Exercise directions
From the entries below, copy out every line with "title" in it.

Data supplied
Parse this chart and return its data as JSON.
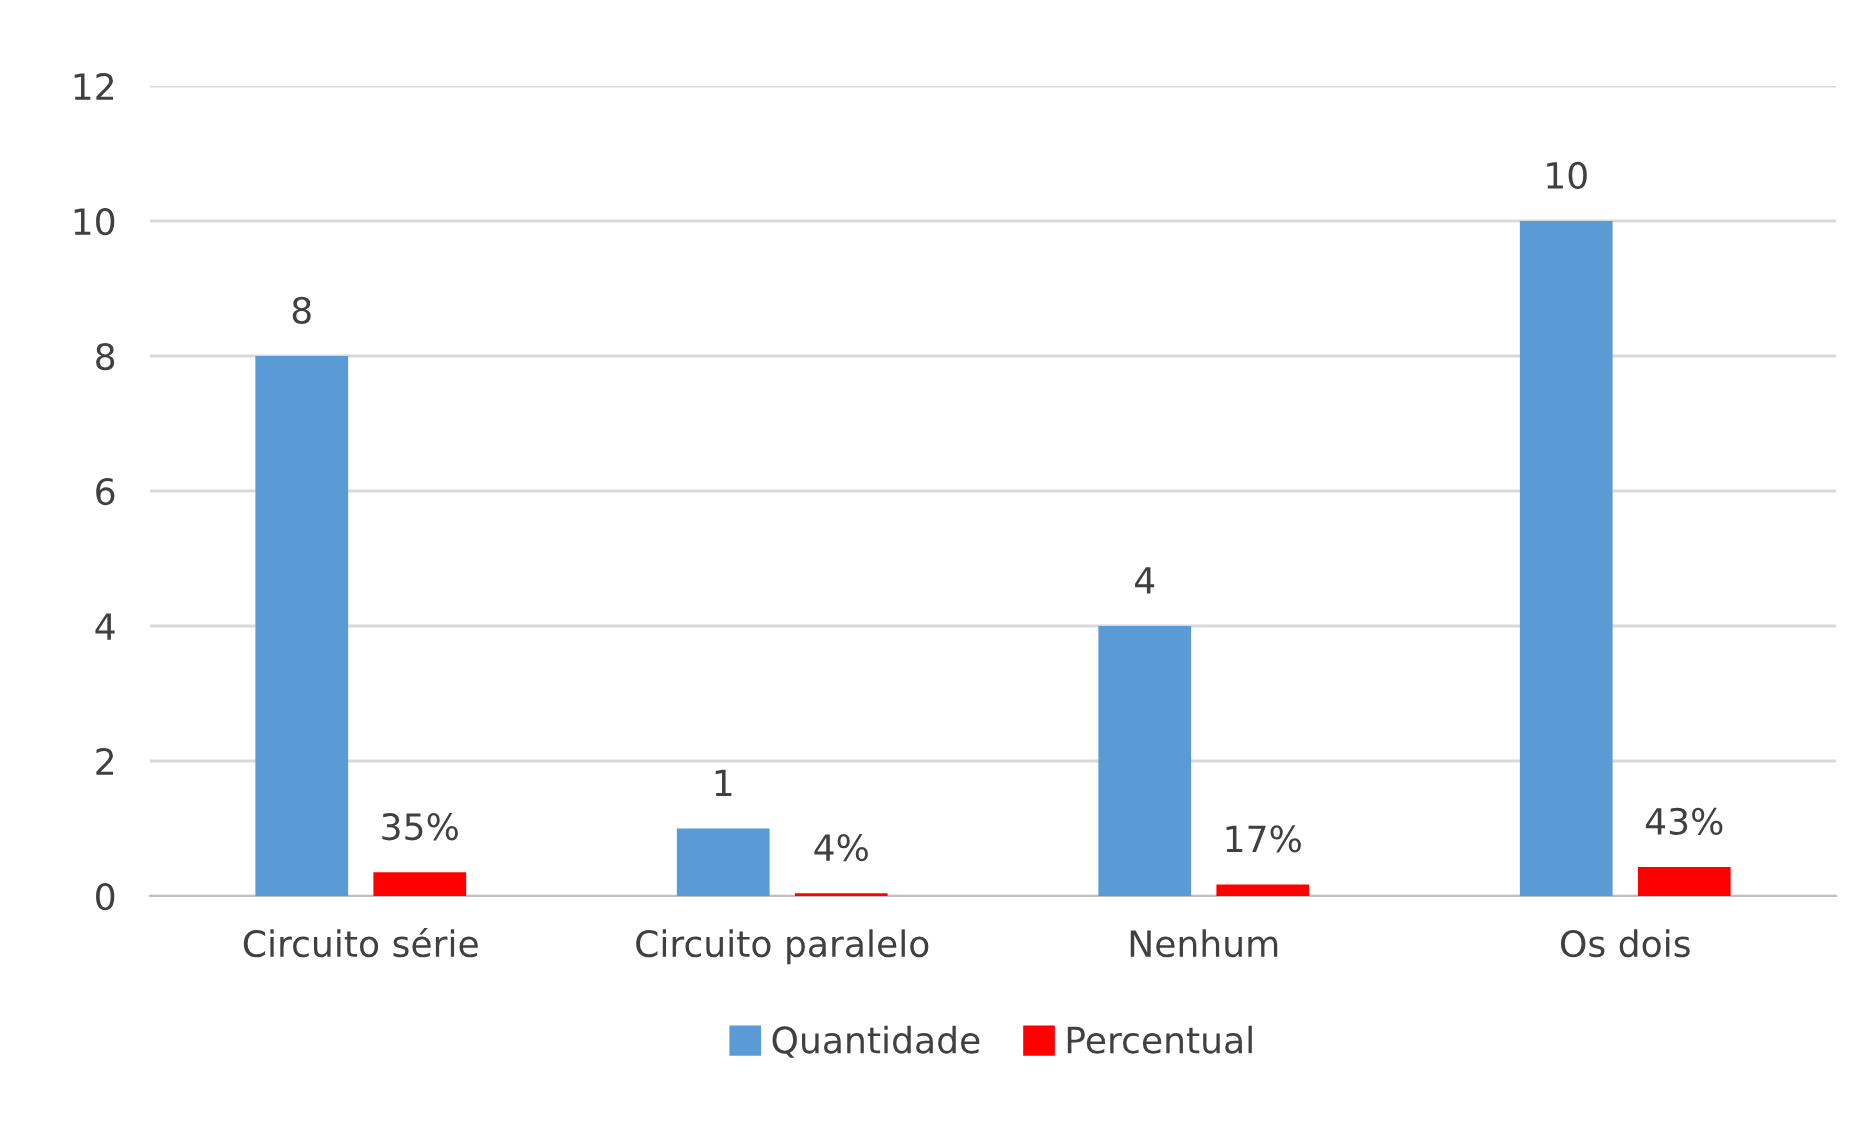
{
  "chart_data": {
    "type": "bar",
    "categories": [
      "Circuito série",
      "Circuito paralelo",
      "Nenhum",
      "Os dois"
    ],
    "series": [
      {
        "name": "Quantidade",
        "color": "#5b9bd5",
        "values": [
          8,
          1,
          4,
          10
        ],
        "data_labels": true
      },
      {
        "name": "Percentual",
        "color": "#ff0000",
        "values": [
          0.35,
          0.04,
          0.17,
          0.43
        ],
        "value_labels": [
          "35%",
          "4%",
          "17%",
          "43%"
        ]
      }
    ],
    "ylim": [
      0,
      12
    ],
    "yticks": [
      0,
      2,
      4,
      6,
      8,
      10,
      12
    ],
    "grid": "y",
    "legend": "bottom"
  }
}
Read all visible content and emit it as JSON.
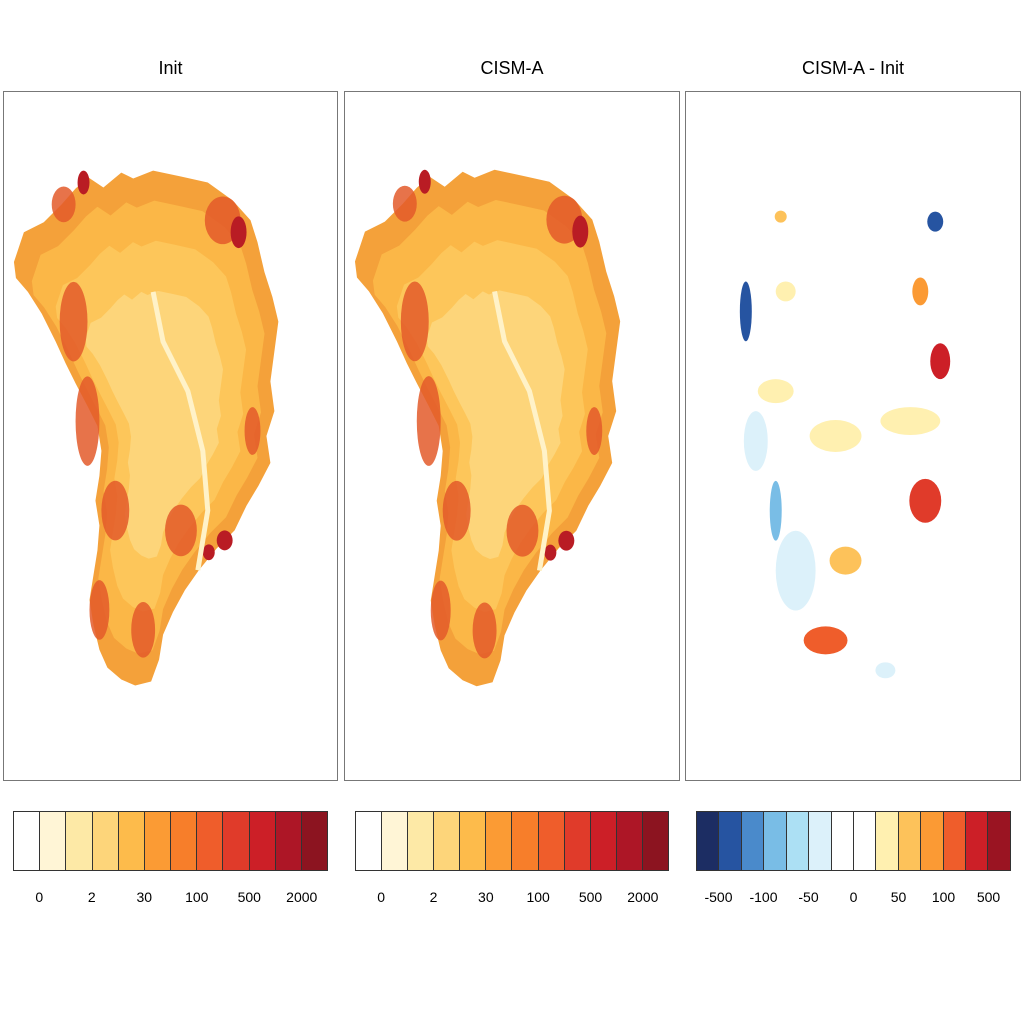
{
  "panels": [
    {
      "title": "Init"
    },
    {
      "title": "CISM-A"
    },
    {
      "title": "CISM-A - Init"
    }
  ],
  "colorbars": [
    {
      "colors": [
        "#ffffff",
        "#fff5d6",
        "#fde9a6",
        "#fdd57a",
        "#fdbb4b",
        "#fb9b34",
        "#f77e2a",
        "#ef5d2b",
        "#e03b2a",
        "#cc1f27",
        "#ad1626",
        "#8c1420"
      ],
      "ticks": [
        "0",
        "2",
        "30",
        "100",
        "500",
        "2000"
      ]
    },
    {
      "colors": [
        "#ffffff",
        "#fff5d6",
        "#fde9a6",
        "#fdd57a",
        "#fdbb4b",
        "#fb9b34",
        "#f77e2a",
        "#ef5d2b",
        "#e03b2a",
        "#cc1f27",
        "#ad1626",
        "#8c1420"
      ],
      "ticks": [
        "0",
        "2",
        "30",
        "100",
        "500",
        "2000"
      ]
    },
    {
      "colors": [
        "#1c2d63",
        "#2654a1",
        "#4a8acb",
        "#79bde6",
        "#ace0f4",
        "#dcf1fa",
        "#ffffff",
        "#ffffff",
        "#fff0b0",
        "#fdc25a",
        "#fb9a34",
        "#ef5d2b",
        "#cc1f27",
        "#9a1422"
      ],
      "ticks": [
        "-500",
        "-100",
        "-50",
        "0",
        "50",
        "100",
        "500"
      ]
    }
  ]
}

Final answer
      "title": "Init"
      "title": "CISM-A"
      "title": "CISM-A - Init"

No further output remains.